--- INFORMATION SHOWN ---

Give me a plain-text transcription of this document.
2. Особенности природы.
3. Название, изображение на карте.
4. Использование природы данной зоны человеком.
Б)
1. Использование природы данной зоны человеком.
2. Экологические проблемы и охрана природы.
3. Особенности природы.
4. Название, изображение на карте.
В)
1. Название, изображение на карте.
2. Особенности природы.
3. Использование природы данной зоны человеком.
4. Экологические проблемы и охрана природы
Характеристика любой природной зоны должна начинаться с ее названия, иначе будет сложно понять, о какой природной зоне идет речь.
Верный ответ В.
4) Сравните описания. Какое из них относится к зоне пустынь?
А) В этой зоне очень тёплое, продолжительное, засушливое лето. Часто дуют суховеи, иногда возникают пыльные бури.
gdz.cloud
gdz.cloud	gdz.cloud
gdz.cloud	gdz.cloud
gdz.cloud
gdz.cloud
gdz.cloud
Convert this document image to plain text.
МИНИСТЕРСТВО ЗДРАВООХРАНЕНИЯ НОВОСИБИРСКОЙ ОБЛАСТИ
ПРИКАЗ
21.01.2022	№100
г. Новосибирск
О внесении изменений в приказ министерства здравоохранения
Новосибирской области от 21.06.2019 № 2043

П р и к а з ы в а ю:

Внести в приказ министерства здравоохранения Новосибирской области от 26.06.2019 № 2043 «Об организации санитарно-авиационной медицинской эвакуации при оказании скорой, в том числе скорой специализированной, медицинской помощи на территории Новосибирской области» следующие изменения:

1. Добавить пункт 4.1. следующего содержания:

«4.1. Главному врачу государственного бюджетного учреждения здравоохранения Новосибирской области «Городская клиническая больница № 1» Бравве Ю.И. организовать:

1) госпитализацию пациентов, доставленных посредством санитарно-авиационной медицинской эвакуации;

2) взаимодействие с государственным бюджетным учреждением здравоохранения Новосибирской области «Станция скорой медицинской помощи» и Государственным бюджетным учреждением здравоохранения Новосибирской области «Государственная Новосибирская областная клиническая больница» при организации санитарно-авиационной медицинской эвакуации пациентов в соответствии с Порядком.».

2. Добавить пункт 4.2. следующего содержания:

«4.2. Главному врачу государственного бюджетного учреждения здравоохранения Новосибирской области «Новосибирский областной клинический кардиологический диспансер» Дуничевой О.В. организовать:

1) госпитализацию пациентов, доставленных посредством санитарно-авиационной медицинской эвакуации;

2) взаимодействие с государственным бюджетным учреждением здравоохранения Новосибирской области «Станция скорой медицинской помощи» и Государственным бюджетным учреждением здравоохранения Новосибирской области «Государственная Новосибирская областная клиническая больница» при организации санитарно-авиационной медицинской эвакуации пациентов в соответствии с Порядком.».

---

GOAL
Scan the records above for the string "изображение", then report every line that contains it.

FINISHED TASK
3. Название, изображение на карте.
4. Название, изображение на карте.
1. Название, изображение на карте.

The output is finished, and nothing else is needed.